*Task description*
Word for word, retype every entry in the listing.

Data records:
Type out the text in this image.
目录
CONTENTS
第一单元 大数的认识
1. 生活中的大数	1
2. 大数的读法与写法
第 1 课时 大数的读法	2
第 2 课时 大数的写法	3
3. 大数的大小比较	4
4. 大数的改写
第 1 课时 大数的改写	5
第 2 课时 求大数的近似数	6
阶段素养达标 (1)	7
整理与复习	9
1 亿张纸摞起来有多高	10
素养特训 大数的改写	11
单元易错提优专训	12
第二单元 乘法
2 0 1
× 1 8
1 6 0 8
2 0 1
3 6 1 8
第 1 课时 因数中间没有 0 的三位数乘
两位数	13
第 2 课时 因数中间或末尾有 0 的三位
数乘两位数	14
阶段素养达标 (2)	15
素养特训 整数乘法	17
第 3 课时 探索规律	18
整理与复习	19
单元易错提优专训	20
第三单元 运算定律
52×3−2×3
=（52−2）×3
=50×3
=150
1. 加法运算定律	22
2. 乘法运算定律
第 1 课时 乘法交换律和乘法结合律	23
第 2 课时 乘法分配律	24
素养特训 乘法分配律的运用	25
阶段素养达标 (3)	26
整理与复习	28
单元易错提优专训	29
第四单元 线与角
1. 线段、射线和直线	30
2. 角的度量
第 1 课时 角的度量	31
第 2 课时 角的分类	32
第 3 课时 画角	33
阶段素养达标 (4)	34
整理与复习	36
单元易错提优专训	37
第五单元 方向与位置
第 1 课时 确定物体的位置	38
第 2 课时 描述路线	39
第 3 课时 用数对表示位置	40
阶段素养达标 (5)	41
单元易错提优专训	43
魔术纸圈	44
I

*Finished task*
Type out the text in this image.
目录
CONTENTS
第一单元 大数的认识
1. 生活中的大数	1
2. 大数的读法与写法
第 1 课时 大数的读法	2
第 2 课时 大数的写法	3
3. 大数的大小比较	4
4. 大数的改写
第 1 课时 大数的改写	5
第 2 课时 求大数的近似数	6
阶段素养达标 (1)	7
整理与复习	9
1 亿张纸摞起来有多高	10
素养特训 大数的改写	11
单元易错提优专训	12
第二单元 乘法
2 0 1
× 1 8
1 6 0 8
2 0 1
3 6 1 8
第 1 课时 因数中间没有 0 的三位数乘
两位数	13
第 2 课时 因数中间或末尾有 0 的三位
数乘两位数	14
阶段素养达标 (2)	15
素养特训 整数乘法	17
第 3 课时 探索规律	18
整理与复习	19
单元易错提优专训	20
第三单元 运算定律
52×3−2×3
=（52−2）×3
=50×3
=150
1. 加法运算定律	22
2. 乘法运算定律
第 1 课时 乘法交换律和乘法结合律	23
第 2 课时 乘法分配律	24
素养特训 乘法分配律的运用	25
阶段素养达标 (3)	26
整理与复习	28
单元易错提优专训	29
第四单元 线与角
1. 线段、射线和直线	30
2. 角的度量
第 1 课时 角的度量	31
第 2 课时 角的分类	32
第 3 课时 画角	33
阶段素养达标 (4)	34
整理与复习	36
单元易错提优专训	37
第五单元 方向与位置
第 1 课时 确定物体的位置	38
第 2 课时 描述路线	39
第 3 课时 用数对表示位置	40
阶段素养达标 (5)	41
单元易错提优专训	43
魔术纸圈	44
I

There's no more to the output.